_EXTRACTED TEXT_
** Start **

Efficient way to load the model
I'm migrating my service to RunPod and I need some advice on the best way to handle a 200MB model.
Currently, I'm loading the model in the handler like this:
`
It be used to remove text from images, so it will receive both image and mask and return the inpainted resutl,
I've never used hosted gpu service, i was using the model on a GCP without gpu so the model was taking like 10-20 seconds to each request using the cpu, im hoping to get things way quicker,
Any tips are welcome, both to the loading model or overall for the use case.
8 Replies
200 MB models should load fast just make sure you embed it into docker image so it soes not need to download from cloud
Great! Thanks 🔥
You should also load your model outside of your handler function. Here it is mentioned: https://arc.net/l/quote/jvkbeogj. Then you won't be loading your model again and again on every new request. You will only load the model once the worker starts. Doing this helped me speed up my worker a looot
Something like this:
model = Your_Model()
runpod.serverless.start({"handler": handler(model)})
@agentpietrucha
I did something like
model = Model("realvis.safetensors")
fun generate(event):
....
runpod.serverless.start({"handler": generate})

** End **

_WHAT YOU WILL DO_
Can you transcribe the whole RunPod thread word for word? The entries that come next are separate material with no connection to the RunPod thread.

_INFORMATION SHOWN_

** Start **

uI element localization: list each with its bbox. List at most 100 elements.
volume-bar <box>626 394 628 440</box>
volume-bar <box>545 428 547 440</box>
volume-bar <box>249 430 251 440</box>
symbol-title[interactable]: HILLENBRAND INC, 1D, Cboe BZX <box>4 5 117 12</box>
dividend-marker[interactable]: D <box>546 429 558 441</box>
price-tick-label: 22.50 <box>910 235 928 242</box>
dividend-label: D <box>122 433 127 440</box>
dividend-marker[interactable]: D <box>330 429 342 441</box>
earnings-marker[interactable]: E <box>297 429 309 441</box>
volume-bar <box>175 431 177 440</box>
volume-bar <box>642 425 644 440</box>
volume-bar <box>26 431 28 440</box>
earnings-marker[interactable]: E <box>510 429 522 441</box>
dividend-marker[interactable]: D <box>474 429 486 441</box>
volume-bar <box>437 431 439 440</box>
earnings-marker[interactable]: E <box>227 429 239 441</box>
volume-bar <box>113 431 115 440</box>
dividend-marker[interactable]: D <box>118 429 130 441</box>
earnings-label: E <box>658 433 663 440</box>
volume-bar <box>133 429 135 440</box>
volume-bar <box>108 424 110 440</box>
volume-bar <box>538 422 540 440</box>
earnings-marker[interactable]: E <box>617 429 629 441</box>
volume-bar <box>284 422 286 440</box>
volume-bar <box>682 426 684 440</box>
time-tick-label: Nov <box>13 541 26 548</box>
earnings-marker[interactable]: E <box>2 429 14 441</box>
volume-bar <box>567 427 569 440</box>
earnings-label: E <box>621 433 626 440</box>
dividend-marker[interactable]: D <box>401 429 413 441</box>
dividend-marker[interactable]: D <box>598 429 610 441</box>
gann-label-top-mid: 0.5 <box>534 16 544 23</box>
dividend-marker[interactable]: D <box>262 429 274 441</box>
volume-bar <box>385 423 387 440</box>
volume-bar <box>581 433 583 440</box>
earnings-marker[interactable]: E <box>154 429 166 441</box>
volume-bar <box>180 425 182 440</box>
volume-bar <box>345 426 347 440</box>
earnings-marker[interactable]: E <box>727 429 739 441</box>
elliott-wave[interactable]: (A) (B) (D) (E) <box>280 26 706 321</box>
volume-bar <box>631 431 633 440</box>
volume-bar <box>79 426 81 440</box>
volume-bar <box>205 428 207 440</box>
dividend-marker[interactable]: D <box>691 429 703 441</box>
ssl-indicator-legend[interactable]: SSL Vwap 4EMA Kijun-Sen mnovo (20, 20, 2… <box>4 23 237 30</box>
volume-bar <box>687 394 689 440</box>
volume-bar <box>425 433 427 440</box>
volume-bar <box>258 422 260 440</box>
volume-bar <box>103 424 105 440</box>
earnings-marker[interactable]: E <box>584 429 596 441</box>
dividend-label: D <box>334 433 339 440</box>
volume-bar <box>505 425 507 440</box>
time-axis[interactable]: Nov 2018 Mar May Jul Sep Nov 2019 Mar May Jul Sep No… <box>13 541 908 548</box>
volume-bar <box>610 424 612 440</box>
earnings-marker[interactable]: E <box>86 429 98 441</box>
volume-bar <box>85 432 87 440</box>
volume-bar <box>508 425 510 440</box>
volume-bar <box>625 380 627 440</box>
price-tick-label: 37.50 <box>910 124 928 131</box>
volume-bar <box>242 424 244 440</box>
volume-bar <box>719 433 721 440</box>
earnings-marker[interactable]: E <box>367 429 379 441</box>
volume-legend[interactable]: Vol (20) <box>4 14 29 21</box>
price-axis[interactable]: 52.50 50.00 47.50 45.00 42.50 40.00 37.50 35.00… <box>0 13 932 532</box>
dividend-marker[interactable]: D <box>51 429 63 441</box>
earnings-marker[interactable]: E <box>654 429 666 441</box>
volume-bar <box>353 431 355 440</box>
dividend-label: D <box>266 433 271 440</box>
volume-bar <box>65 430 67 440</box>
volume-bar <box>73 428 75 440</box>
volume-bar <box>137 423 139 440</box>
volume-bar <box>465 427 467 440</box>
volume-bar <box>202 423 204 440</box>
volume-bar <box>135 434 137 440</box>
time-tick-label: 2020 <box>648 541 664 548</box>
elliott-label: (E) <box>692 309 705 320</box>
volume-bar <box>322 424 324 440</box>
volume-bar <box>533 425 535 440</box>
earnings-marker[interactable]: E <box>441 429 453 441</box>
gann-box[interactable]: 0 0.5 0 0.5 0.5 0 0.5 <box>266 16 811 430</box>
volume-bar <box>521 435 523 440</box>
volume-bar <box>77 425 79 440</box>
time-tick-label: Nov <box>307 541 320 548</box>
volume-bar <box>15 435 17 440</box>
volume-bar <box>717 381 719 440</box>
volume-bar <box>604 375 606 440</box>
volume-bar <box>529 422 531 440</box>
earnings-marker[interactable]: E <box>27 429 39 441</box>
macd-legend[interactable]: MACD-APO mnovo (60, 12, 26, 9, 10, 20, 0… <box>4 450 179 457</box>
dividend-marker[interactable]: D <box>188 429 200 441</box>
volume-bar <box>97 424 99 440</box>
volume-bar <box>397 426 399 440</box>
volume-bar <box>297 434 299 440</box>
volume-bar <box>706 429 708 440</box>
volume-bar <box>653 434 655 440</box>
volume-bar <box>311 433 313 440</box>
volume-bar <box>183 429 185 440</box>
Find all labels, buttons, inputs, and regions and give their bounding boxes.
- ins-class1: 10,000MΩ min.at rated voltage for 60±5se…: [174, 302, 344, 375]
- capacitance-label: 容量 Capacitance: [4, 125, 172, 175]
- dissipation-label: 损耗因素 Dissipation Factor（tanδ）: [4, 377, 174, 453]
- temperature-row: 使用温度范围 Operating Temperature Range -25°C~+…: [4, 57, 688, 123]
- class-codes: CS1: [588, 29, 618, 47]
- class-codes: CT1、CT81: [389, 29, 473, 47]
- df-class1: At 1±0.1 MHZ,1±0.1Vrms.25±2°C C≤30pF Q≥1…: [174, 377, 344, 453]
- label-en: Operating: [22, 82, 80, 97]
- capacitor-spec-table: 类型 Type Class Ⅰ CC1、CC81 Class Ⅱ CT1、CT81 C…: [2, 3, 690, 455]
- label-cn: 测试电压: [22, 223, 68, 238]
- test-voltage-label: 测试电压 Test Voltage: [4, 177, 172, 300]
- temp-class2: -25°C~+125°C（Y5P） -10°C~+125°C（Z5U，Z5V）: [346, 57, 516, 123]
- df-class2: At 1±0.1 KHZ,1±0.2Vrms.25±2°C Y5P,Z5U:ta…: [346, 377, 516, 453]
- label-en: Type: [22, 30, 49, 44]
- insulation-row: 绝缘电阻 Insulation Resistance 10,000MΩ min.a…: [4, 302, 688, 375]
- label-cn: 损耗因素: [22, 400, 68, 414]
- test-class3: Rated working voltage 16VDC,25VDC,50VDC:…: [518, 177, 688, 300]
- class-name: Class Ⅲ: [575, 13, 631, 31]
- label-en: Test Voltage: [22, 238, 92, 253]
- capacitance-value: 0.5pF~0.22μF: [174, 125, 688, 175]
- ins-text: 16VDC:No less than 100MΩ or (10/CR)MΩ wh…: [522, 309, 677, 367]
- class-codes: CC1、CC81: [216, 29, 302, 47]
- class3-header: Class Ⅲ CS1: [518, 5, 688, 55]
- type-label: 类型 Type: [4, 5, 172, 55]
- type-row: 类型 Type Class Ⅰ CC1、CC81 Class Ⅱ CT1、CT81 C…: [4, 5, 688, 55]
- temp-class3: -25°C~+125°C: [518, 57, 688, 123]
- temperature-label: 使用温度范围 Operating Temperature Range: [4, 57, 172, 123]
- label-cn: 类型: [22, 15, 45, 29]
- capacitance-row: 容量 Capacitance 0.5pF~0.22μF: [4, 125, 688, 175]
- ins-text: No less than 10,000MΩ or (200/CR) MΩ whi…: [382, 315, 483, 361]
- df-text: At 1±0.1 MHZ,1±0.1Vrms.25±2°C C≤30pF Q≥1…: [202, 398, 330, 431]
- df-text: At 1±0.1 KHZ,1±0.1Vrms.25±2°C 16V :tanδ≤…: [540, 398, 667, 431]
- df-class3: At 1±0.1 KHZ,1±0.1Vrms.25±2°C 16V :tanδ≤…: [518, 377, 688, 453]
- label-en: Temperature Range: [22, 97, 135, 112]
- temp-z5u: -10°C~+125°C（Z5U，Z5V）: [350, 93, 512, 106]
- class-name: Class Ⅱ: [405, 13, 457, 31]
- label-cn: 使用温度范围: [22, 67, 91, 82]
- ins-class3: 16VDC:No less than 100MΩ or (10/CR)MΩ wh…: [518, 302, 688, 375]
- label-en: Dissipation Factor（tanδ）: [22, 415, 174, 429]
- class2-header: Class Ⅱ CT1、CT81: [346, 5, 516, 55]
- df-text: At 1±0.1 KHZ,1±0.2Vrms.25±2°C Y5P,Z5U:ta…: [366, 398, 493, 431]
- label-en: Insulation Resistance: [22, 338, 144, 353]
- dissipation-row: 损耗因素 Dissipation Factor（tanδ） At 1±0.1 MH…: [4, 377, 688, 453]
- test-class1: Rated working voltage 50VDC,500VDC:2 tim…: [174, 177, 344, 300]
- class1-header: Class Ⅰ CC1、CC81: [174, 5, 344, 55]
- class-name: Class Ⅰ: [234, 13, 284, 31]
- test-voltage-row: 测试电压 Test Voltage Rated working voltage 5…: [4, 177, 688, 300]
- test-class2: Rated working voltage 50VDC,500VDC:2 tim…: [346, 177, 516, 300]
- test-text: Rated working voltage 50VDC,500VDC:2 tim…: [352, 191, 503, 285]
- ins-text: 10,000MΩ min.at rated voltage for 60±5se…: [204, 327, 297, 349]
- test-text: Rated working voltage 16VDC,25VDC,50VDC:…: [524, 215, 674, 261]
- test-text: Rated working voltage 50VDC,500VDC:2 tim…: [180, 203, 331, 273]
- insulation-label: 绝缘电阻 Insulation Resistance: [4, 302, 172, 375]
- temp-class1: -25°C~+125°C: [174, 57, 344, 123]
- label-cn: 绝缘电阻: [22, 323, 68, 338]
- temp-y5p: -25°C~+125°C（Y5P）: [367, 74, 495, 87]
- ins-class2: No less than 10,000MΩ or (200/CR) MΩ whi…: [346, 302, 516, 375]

** End **

_WRITTEN SOLUTION_
Efficient way to load the model
I'm migrating my service to RunPod and I need some advice on the best way to handle a 200MB model.
Currently, I'm loading the model in the handler like this:
`
It be used to remove text from images, so it will receive both image and mask and return the inpainted resutl,
I've never used hosted gpu service, i was using the model on a GCP without gpu so the model was taking like 10-20 seconds to each request using the cpu, im hoping to get things way quicker,
Any tips are welcome, both to the loading model or overall for the use case.
8 Replies
200 MB models should load fast just make sure you embed it into docker image so it soes not need to download from cloud
Great! Thanks 🔥
You should also load your model outside of your handler function. Here it is mentioned: https://arc.net/l/quote/jvkbeogj. Then you won't be loading your model again and again on every new request. You will only load the model once the worker starts. Doing this helped me speed up my worker a looot
Something like this:
model = Your_Model()
runpod.serverless.start({"handler": handler(model)})
@agentpietrucha
I did something like
model = Model("realvis.safetensors")
fun generate(event):
....
runpod.serverless.start({"handler": generate})